> THE TASK
Work out the number of lines containing "között". Give that number alone.

> DATA FOR THIS TASK
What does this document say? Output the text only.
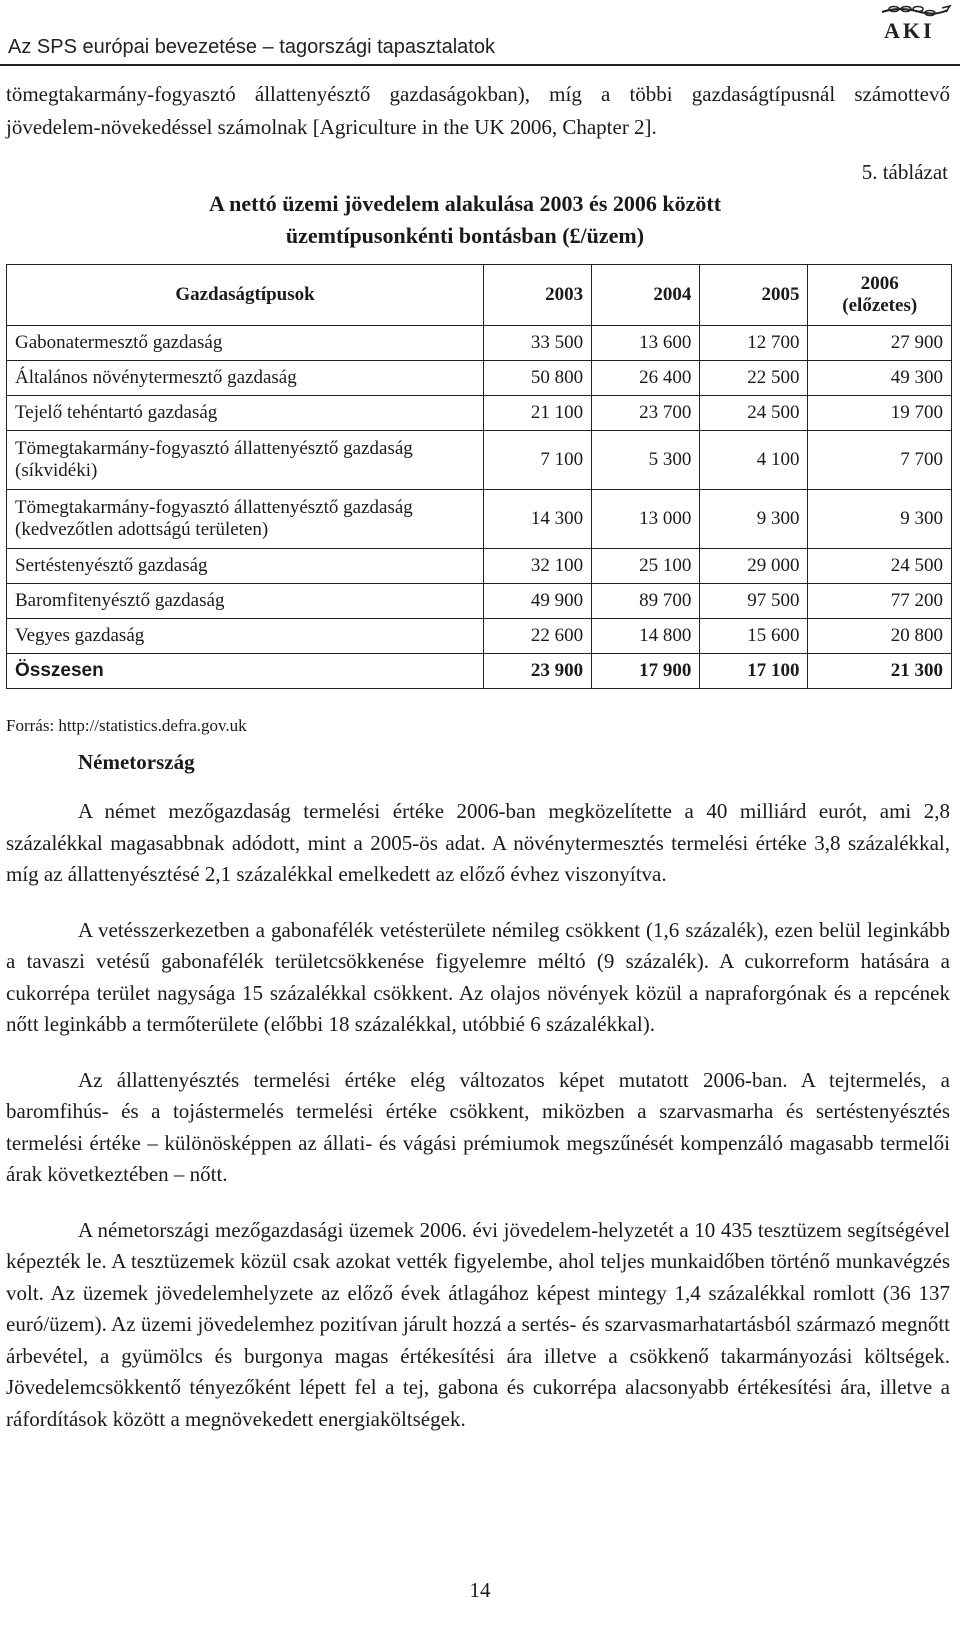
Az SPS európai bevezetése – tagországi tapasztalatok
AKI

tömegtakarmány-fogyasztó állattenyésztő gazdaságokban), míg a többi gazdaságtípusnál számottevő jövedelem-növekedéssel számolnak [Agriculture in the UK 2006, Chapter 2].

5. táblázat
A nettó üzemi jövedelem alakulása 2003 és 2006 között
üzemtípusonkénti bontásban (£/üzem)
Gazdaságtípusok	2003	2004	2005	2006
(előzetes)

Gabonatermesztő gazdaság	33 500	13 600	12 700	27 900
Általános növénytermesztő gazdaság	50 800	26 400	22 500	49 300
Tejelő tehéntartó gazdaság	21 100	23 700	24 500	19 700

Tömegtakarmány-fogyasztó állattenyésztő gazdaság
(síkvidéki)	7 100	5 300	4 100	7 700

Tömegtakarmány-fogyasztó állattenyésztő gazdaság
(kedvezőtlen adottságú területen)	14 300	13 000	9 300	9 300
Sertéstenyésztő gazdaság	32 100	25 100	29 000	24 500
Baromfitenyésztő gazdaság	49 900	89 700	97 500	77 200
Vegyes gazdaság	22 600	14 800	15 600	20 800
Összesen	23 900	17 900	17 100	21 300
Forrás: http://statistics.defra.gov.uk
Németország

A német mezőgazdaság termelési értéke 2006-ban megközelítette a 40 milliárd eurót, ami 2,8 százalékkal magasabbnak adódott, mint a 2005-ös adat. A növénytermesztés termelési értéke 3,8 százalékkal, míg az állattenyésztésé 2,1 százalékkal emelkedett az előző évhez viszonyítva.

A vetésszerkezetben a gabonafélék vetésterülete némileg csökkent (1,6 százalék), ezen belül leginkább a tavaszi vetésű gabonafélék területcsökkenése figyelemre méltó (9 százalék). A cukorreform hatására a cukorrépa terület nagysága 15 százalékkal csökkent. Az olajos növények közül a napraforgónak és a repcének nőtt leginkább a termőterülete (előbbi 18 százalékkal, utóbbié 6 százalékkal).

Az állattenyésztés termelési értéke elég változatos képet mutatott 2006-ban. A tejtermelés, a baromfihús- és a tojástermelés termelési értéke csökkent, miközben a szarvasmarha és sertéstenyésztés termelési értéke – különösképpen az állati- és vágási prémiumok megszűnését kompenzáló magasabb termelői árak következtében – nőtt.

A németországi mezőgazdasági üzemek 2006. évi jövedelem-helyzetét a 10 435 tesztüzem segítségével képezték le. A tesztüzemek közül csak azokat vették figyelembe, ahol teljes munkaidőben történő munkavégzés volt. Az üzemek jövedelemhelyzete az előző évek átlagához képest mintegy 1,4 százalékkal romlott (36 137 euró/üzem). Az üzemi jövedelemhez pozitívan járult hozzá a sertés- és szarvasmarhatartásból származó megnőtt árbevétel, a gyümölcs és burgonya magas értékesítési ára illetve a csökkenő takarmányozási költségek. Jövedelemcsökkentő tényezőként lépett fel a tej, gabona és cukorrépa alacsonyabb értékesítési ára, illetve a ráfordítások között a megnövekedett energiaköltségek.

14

> ANSWER BELOW
2